* INFORMATION SHOWN
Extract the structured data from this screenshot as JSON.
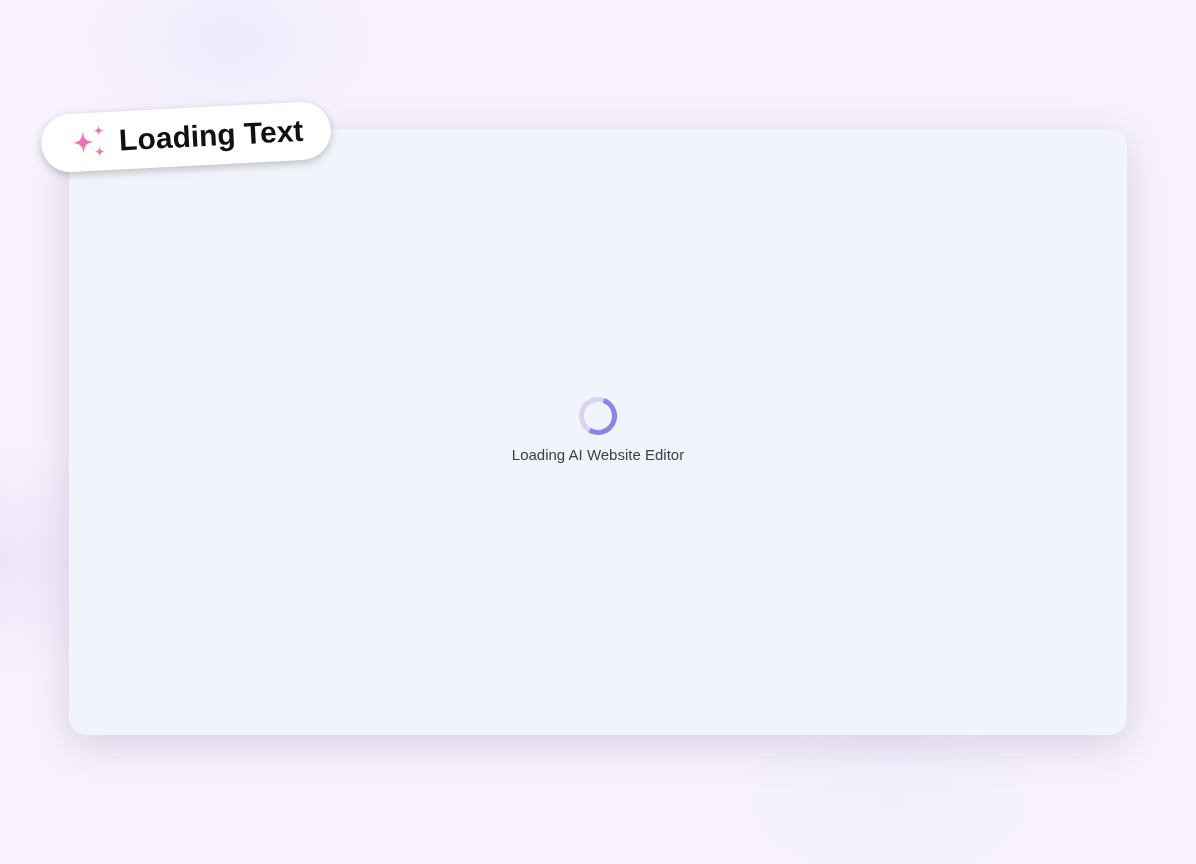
{
  "badge": {
    "label": "Loading Text"
  },
  "loader": {
    "message": "Loading AI Website Editor"
  }
}
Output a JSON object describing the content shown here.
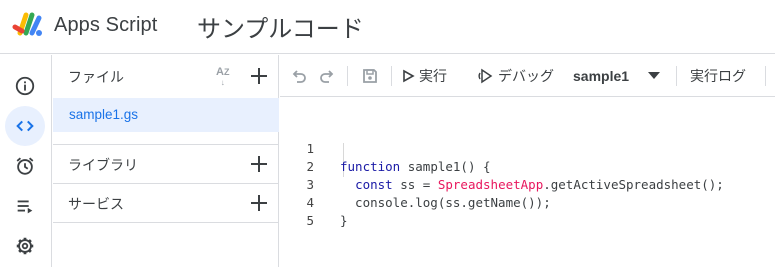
{
  "header": {
    "app_name": "Apps Script",
    "project_title": "サンプルコード"
  },
  "rail": {
    "items": [
      {
        "name": "overview",
        "icon": "info-icon",
        "active": false
      },
      {
        "name": "editor",
        "icon": "code-icon",
        "active": true
      },
      {
        "name": "triggers",
        "icon": "alarm-clock-icon",
        "active": false
      },
      {
        "name": "executions",
        "icon": "executions-list-icon",
        "active": false
      },
      {
        "name": "settings",
        "icon": "gear-icon",
        "active": false
      }
    ]
  },
  "panel": {
    "files_label": "ファイル",
    "sort_icon": "sort-az-icon",
    "files": [
      "sample1.gs"
    ],
    "libraries_label": "ライブラリ",
    "services_label": "サービス"
  },
  "toolbar": {
    "undo_icon": "undo-icon",
    "redo_icon": "redo-icon",
    "save_icon": "save-icon",
    "run_label": "実行",
    "debug_label": "デバッグ",
    "function_selected": "sample1",
    "log_label": "実行ログ"
  },
  "editor": {
    "lines": [
      {
        "n": "1",
        "text": "function sample1() {"
      },
      {
        "n": "2",
        "text": "  const ss = SpreadsheetApp.getActiveSpreadsheet();"
      },
      {
        "n": "3",
        "text": "  console.log(ss.getName());"
      },
      {
        "n": "4",
        "text": "}"
      },
      {
        "n": "5",
        "text": ""
      }
    ]
  },
  "colors": {
    "accent": "#1a73e8",
    "active_bg": "#e8f0fe",
    "border": "#dadce0",
    "keyword": "#1a1aa6",
    "class": "#e8175d"
  }
}
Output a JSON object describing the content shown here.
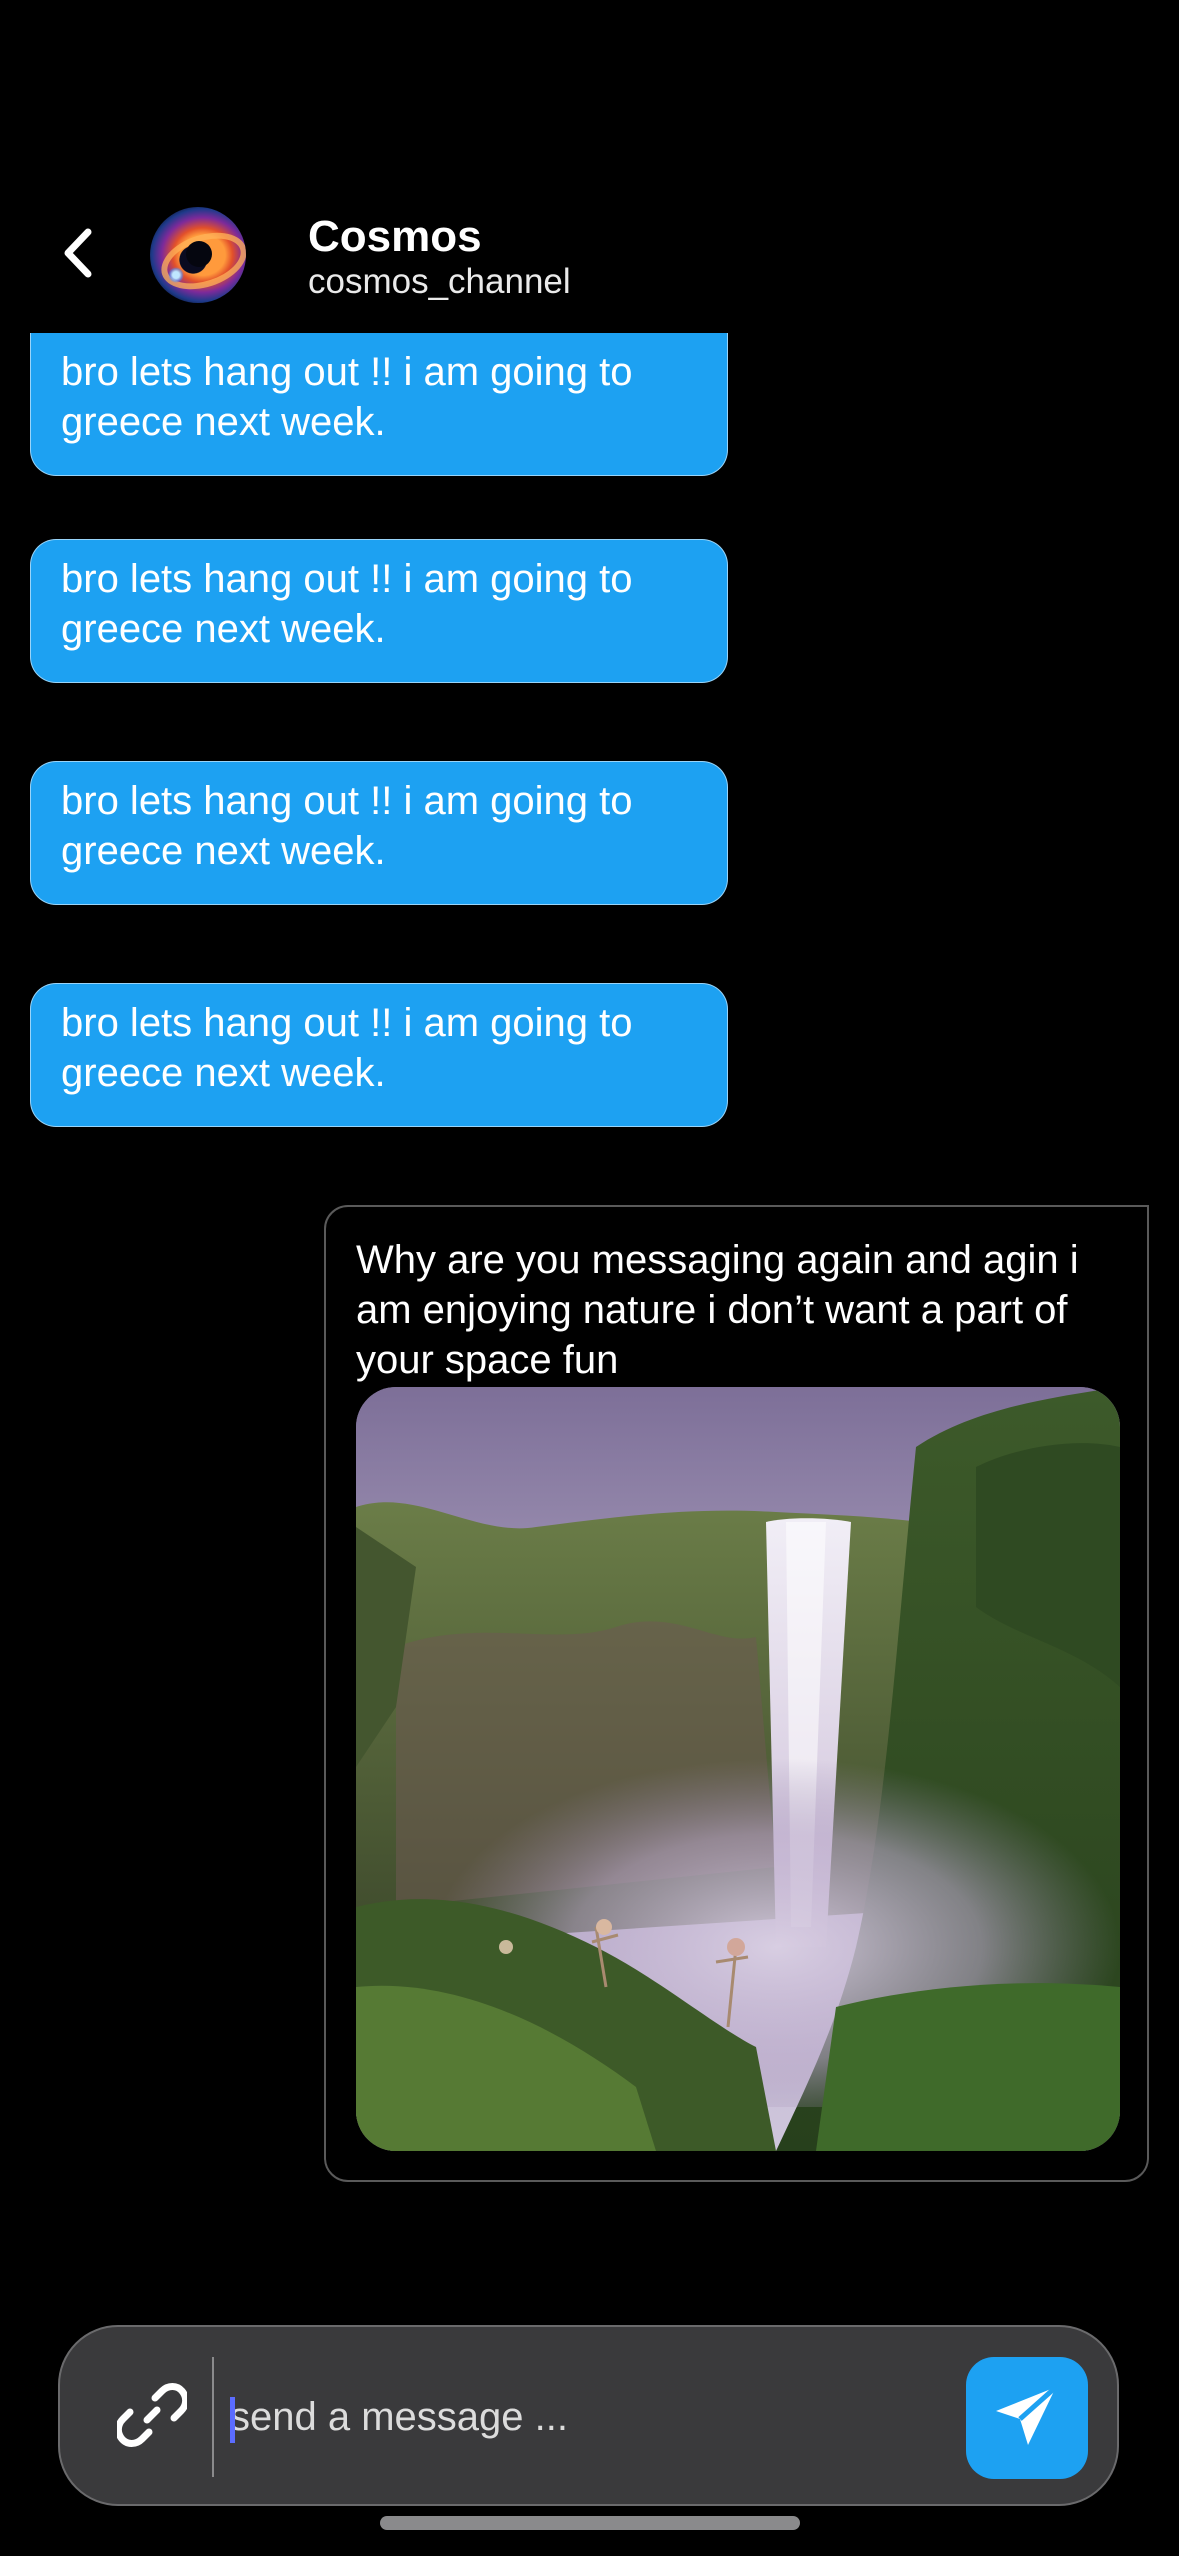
{
  "header": {
    "contact_name": "Cosmos",
    "contact_handle": "cosmos_channel",
    "back_icon": "chevron-left-icon",
    "avatar": "black-hole-avatar"
  },
  "messages": {
    "incoming": [
      {
        "text": "bro lets hang out !! i am going to greece next week."
      },
      {
        "text": "bro lets hang out !! i am going to greece next week."
      },
      {
        "text": "bro lets hang out !! i am going to greece next week."
      },
      {
        "text": "bro lets hang out !! i am going to greece next week."
      }
    ],
    "outgoing": {
      "text": "Why are you messaging again and agin i am enjoying nature i don’t want a part of your space fun",
      "image": "waterfall-photo"
    }
  },
  "composer": {
    "placeholder": "send a message ...",
    "attach_icon": "link-icon",
    "send_icon": "paper-plane-icon"
  },
  "colors": {
    "background": "#000000",
    "bubble_incoming": "#1da1f2",
    "send_button": "#1da1f2",
    "composer_bg": "#3a3a3c"
  }
}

* GOAL
Transcribe the full listing above exactly, with the images removed.

* SOLVED PROBLEM
Extract the structured data from this screenshot as JSON.
{
  "badge": {
    "label": "Loading Text"
  },
  "loader": {
    "message": "Loading AI Website Editor"
  }
}
Output a JSON object describing the content shown here.
{
  "header": {
    "app_name": "Apps Script",
    "project_title": "サンプルコード"
  },
  "rail": {
    "items": [
      {
        "name": "overview",
        "icon": "info-icon",
        "active": false
      },
      {
        "name": "editor",
        "icon": "code-icon",
        "active": true
      },
      {
        "name": "triggers",
        "icon": "alarm-clock-icon",
        "active": false
      },
      {
        "name": "executions",
        "icon": "executions-list-icon",
        "active": false
      },
      {
        "name": "settings",
        "icon": "gear-icon",
        "active": false
      }
    ]
  },
  "panel": {
    "files_label": "ファイル",
    "sort_icon": "sort-az-icon",
    "files": [
      "sample1.gs"
    ],
    "libraries_label": "ライブラリ",
    "services_label": "サービス"
  },
  "toolbar": {
    "undo_icon": "undo-icon",
    "redo_icon": "redo-icon",
    "save_icon": "save-icon",
    "run_label": "実行",
    "debug_label": "デバッグ",
    "function_selected": "sample1",
    "log_label": "実行ログ"
  },
  "editor": {
    "lines": [
      {
        "n": "1",
        "text": "function sample1() {"
      },
      {
        "n": "2",
        "text": "  const ss = SpreadsheetApp.getActiveSpreadsheet();"
      },
      {
        "n": "3",
        "text": "  console.log(ss.getName());"
      },
      {
        "n": "4",
        "text": "}"
      },
      {
        "n": "5",
        "text": ""
      }
    ]
  },
  "colors": {
    "accent": "#1a73e8",
    "active_bg": "#e8f0fe",
    "border": "#dadce0",
    "keyword": "#1a1aa6",
    "class": "#e8175d"
  }
}
Output a JSON object describing the content shown here.
{
  "header": {
    "contact_name": "Cosmos",
    "contact_handle": "cosmos_channel",
    "back_icon": "chevron-left-icon",
    "avatar": "black-hole-avatar"
  },
  "messages": {
    "incoming": [
      {
        "text": "bro lets hang out !! i am going to greece next week."
      },
      {
        "text": "bro lets hang out !! i am going to greece next week."
      },
      {
        "text": "bro lets hang out !! i am going to greece next week."
      },
      {
        "text": "bro lets hang out !! i am going to greece next week."
      }
    ],
    "outgoing": {
      "text": "Why are you messaging again and agin i am enjoying nature i don’t want a part of your space fun",
      "image": "waterfall-photo"
    }
  },
  "composer": {
    "placeholder": "send a message ...",
    "attach_icon": "link-icon",
    "send_icon": "paper-plane-icon"
  },
  "colors": {
    "background": "#000000",
    "bubble_incoming": "#1da1f2",
    "send_button": "#1da1f2",
    "composer_bg": "#3a3a3c"
  }
}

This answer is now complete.